_WORK TO COMPLETE_
Wherever the string "link" appears, copy the whole line.

##### INFORMATION SHOWN #####

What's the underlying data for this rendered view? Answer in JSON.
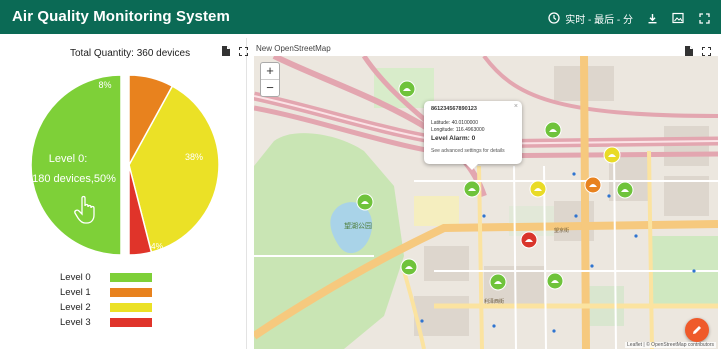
{
  "app": {
    "title": "Air Quality Monitoring System"
  },
  "toolbar": {
    "time_label": "实时 - 最后 - 分"
  },
  "icons": {
    "clock": "clock-icon",
    "download": "download-icon",
    "image": "image-icon",
    "fullscreen": "fullscreen-icon"
  },
  "pie_panel": {
    "title": "Total Quantity: 360 devices"
  },
  "map_panel": {
    "title": "New OpenStreetMap",
    "zoom_in": "+",
    "zoom_out": "−",
    "attribution": "Leaflet | © OpenStreetMap contributors"
  },
  "popup": {
    "device_id": "861234567890123",
    "latitude": "Latitude: 40.0100000",
    "longitude": "Longitude: 116.4963000",
    "alarm": "Level Alarm: 0",
    "link": "See advanced settings for details",
    "close": "×"
  },
  "map_labels": {
    "park": "望湖公园",
    "road_1": "望京街",
    "road_2": "利泽西街"
  },
  "colors": {
    "header": "#0b6a55",
    "level0": "#7ed038",
    "level1": "#e8821e",
    "level2": "#ebe126",
    "level3": "#e0342a",
    "fab": "#ef5a2a"
  },
  "chart_data": {
    "type": "pie",
    "title": "Total Quantity: 360 devices",
    "slices": [
      {
        "label": "Level 0",
        "percent": 50,
        "color": "#7ed038"
      },
      {
        "label": "Level 1",
        "percent": 8,
        "color": "#e8821e"
      },
      {
        "label": "Level 2",
        "percent": 38,
        "color": "#ebe126"
      },
      {
        "label": "Level 3",
        "percent": 4,
        "color": "#e0342a"
      }
    ],
    "slice_labels": [
      "8%",
      "38%",
      "4%"
    ],
    "highlight_label_1": "Level 0:",
    "highlight_label_2": "180 devices,50%",
    "legend": [
      {
        "label": "Level 0",
        "color": "#7ed038"
      },
      {
        "label": "Level 1",
        "color": "#e8821e"
      },
      {
        "label": "Level 2",
        "color": "#ebe126"
      },
      {
        "label": "Level 3",
        "color": "#e0342a"
      }
    ],
    "legend_position": "bottom"
  }
}
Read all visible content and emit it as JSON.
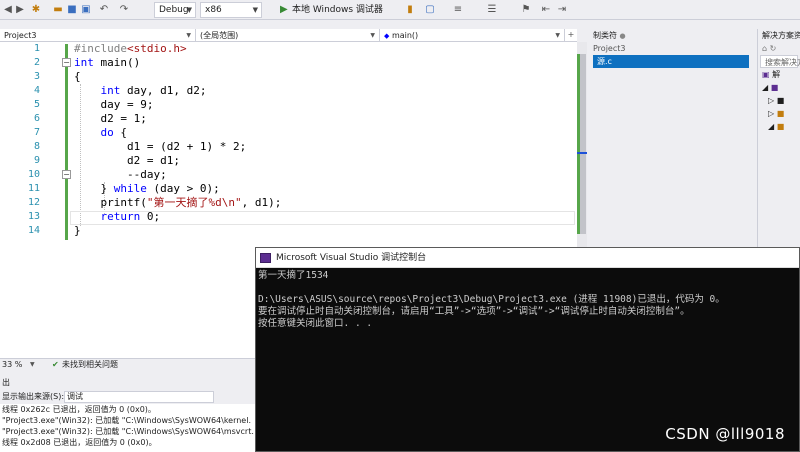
{
  "toolbar": {
    "config": "Debug",
    "platform": "x86",
    "run_label": "本地 Windows 调试器"
  },
  "editor": {
    "project_combo": "Project3",
    "scope_combo": "(全局范围)",
    "function_combo": "main()",
    "line_numbers": [
      "1",
      "2",
      "3",
      "4",
      "5",
      "6",
      "7",
      "8",
      "9",
      "10",
      "11",
      "12",
      "13",
      "14"
    ],
    "zoom": "33 %",
    "status": "未找到相关问题"
  },
  "output": {
    "title": "出",
    "source_label": "显示输出来源(S):",
    "source_value": "调试",
    "lines": [
      "线程 0x262c 已退出，返回值为 0 (0x0)。",
      "\"Project3.exe\"(Win32): 已加载 \"C:\\Windows\\SysWOW64\\kernel.",
      "\"Project3.exe\"(Win32): 已加载 \"C:\\Windows\\SysWOW64\\msvcrt.",
      "线程 0x2d08 已退出，返回值为 0 (0x0)。"
    ]
  },
  "class_view": {
    "title": "制类符",
    "project": "Project3",
    "selected_item": "源.c"
  },
  "solution_explorer": {
    "title": "解决方案资源",
    "search_placeholder": "搜索解决方",
    "root_label": "解"
  },
  "console": {
    "title": "Microsoft Visual Studio 调试控制台",
    "lines": [
      "第一天摘了1534",
      "",
      "D:\\Users\\ASUS\\source\\repos\\Project3\\Debug\\Project3.exe (进程 11908)已退出，代码为 0。",
      "要在调试停止时自动关闭控制台，请启用“工具”->“选项”->“调试”->“调试停止时自动关闭控制台”。",
      "按任意键关闭此窗口. . ."
    ]
  },
  "watermark": "CSDN @lll9018",
  "colors": {
    "keyword": "#0000ff",
    "string": "#a31515",
    "line_number": "#2b91af",
    "selection": "#0e70c0"
  }
}
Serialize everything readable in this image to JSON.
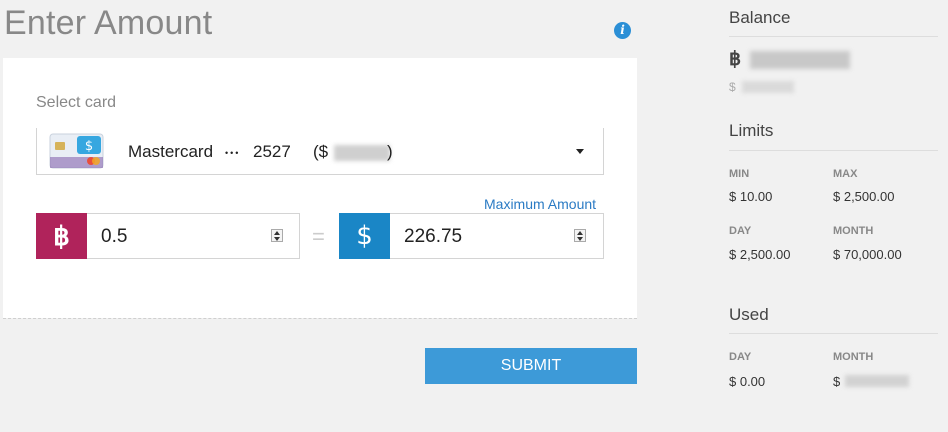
{
  "page": {
    "title": "Enter Amount"
  },
  "form": {
    "select_label": "Select card",
    "selected_card": {
      "name": "Mastercard",
      "mask": "•••",
      "last4": "2527",
      "paren_open": "($",
      "paren_close": ")"
    },
    "max_amount_label": "Maximum Amount",
    "btc": {
      "symbol": "฿",
      "value": "0.5"
    },
    "equals": "=",
    "usd": {
      "symbol": "$",
      "value": "226.75"
    },
    "submit_label": "SUBMIT"
  },
  "balance": {
    "heading": "Balance",
    "btc_symbol": "฿",
    "usd_symbol": "$"
  },
  "limits": {
    "heading": "Limits",
    "min_label": "MIN",
    "min_value": "$ 10.00",
    "max_label": "MAX",
    "max_value": "$ 2,500.00",
    "day_label": "DAY",
    "day_value": "$ 2,500.00",
    "month_label": "MONTH",
    "month_value": "$ 70,000.00"
  },
  "used": {
    "heading": "Used",
    "day_label": "DAY",
    "day_value": "$ 0.00",
    "month_label": "MONTH",
    "month_symbol": "$"
  },
  "colors": {
    "btc_badge": "#b0235b",
    "usd_badge": "#1a86c6",
    "submit": "#3d9ad8",
    "link": "#2b7bc4"
  },
  "icons": {
    "info": "info-icon",
    "btc": "bitcoin-icon",
    "usd": "dollar-icon",
    "caret": "chevron-down-icon"
  }
}
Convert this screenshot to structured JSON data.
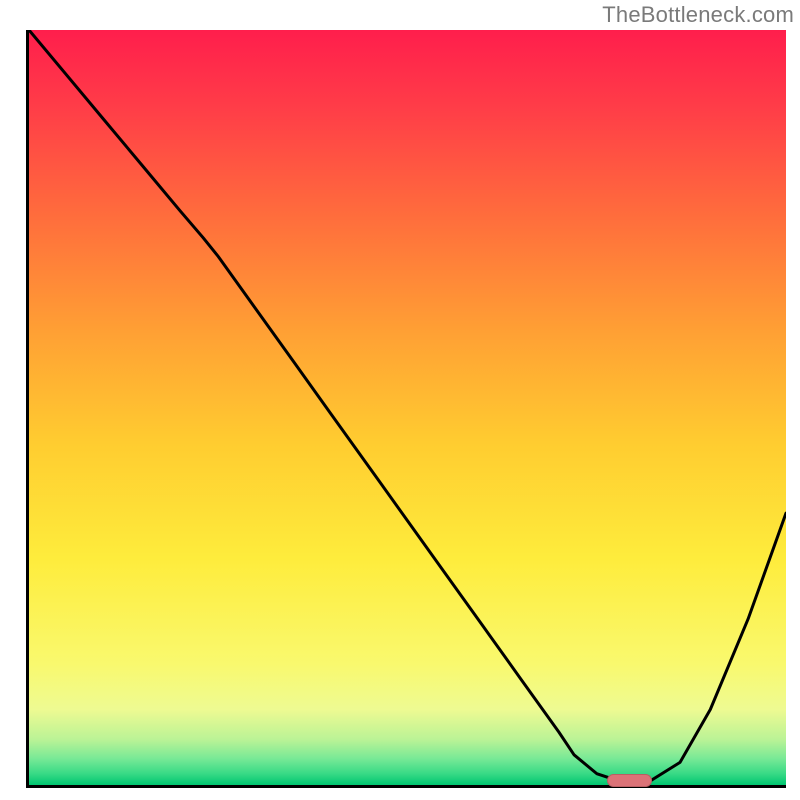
{
  "attribution": "TheBottleneck.com",
  "colors": {
    "gradient_top": "#ff1e4c",
    "gradient_bottom": "#00c570",
    "curve": "#000000",
    "marker": "#db7277",
    "axis": "#000000",
    "attribution_text": "#7a7a7a"
  },
  "chart_data": {
    "type": "line",
    "title": "",
    "xlabel": "",
    "ylabel": "",
    "xlim": [
      0,
      100
    ],
    "ylim": [
      0,
      100
    ],
    "grid": false,
    "legend": false,
    "series": [
      {
        "name": "bottleneck-curve",
        "x": [
          0,
          5,
          10,
          15,
          20,
          23,
          25,
          30,
          35,
          40,
          45,
          50,
          55,
          60,
          65,
          70,
          72,
          75,
          78,
          82,
          86,
          90,
          95,
          100
        ],
        "y": [
          100,
          94,
          88,
          82,
          76,
          72.5,
          70,
          63,
          56,
          49,
          42,
          35,
          28,
          21,
          14,
          7,
          4,
          1.5,
          0.5,
          0.5,
          3,
          10,
          22,
          36
        ]
      }
    ],
    "marker": {
      "name": "highlight-range",
      "x_range": [
        76,
        82
      ],
      "y": 0.5
    }
  }
}
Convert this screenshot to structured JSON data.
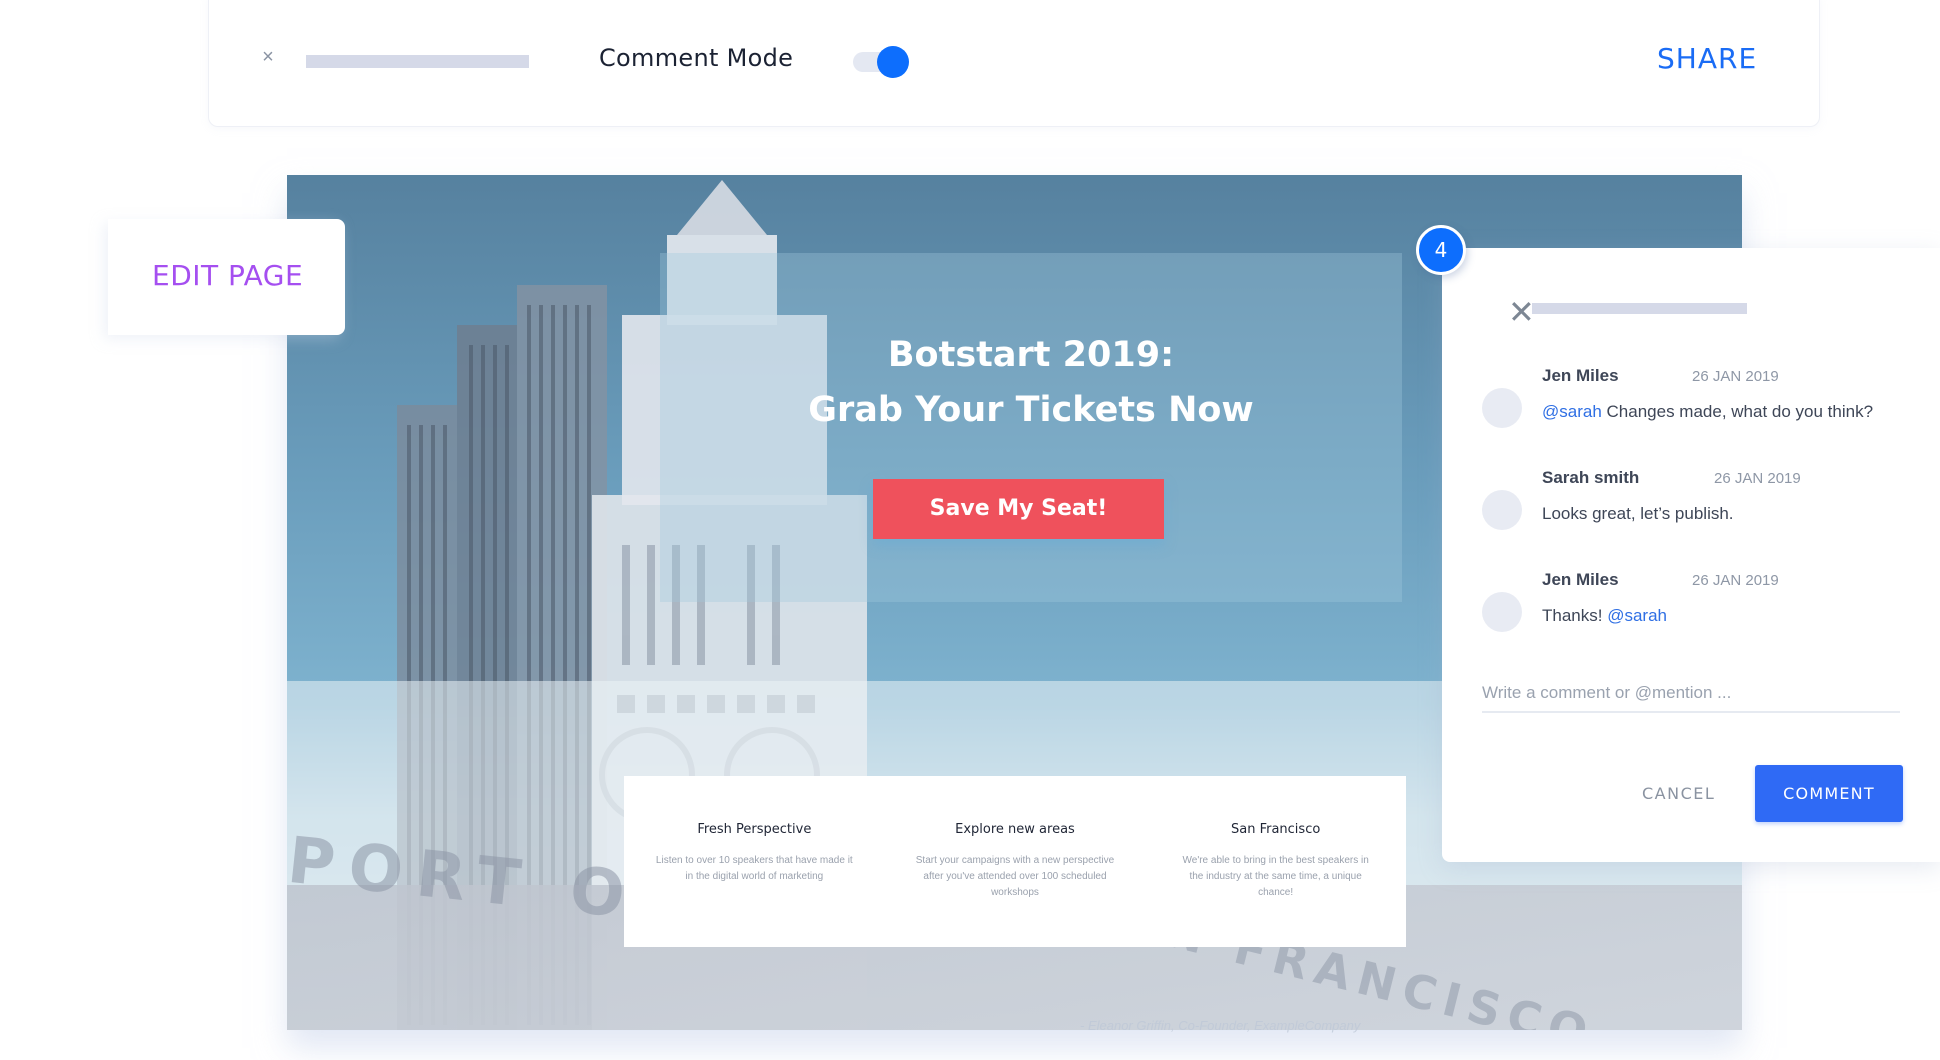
{
  "topbar": {
    "close_icon": "×",
    "mode_label": "Comment Mode",
    "comment_mode_on": true,
    "share_label": "SHARE"
  },
  "colors": {
    "accent_blue": "#0d6efd",
    "share_blue": "#1a6cf5",
    "edit_purple": "#a54ff0",
    "cta_red": "#ef515c",
    "comment_button": "#2f6af5",
    "mention": "#2f6fe4"
  },
  "edit_page": {
    "label": "EDIT PAGE"
  },
  "hero": {
    "headline_line1": "Botstart 2019:",
    "headline_line2": "Grab Your Tickets Now",
    "cta_label": "Save My Seat!",
    "sign_left": "PORT OF",
    "sign_right": "SAN FRANCISCO",
    "quote": "- Eleanor Griffin, Co-Founder, ExampleCompany"
  },
  "features": [
    {
      "title": "Fresh Perspective",
      "text": "Listen to over 10 speakers that have made it in the digital world of marketing"
    },
    {
      "title": "Explore new areas",
      "text": "Start your campaigns with a new perspective after you've attended over 100 scheduled workshops"
    },
    {
      "title": "San Francisco",
      "text": "We're able to bring in the best speakers in the industry at the same time, a unique chance!"
    }
  ],
  "comments_panel": {
    "badge_count": "4",
    "close_icon": "✕",
    "comments": [
      {
        "author": "Jen Miles",
        "date": "26 JAN 2019",
        "mention_prefix": "@sarah",
        "text": " Changes made, what do you think?",
        "mention_suffix": ""
      },
      {
        "author": "Sarah smith",
        "date": "26 JAN 2019",
        "mention_prefix": "",
        "text": "Looks great, let’s publish.",
        "mention_suffix": ""
      },
      {
        "author": "Jen Miles",
        "date": "26 JAN 2019",
        "mention_prefix": "",
        "text": "Thanks! ",
        "mention_suffix": "@sarah"
      }
    ],
    "input_placeholder": "Write a comment or @mention ...",
    "input_value": "",
    "cancel_label": "CANCEL",
    "submit_label": "COMMENT"
  }
}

#####

_FINAL ANSWER_
    "link": "See advanced settings for details",
    "link": "#2b7bc4"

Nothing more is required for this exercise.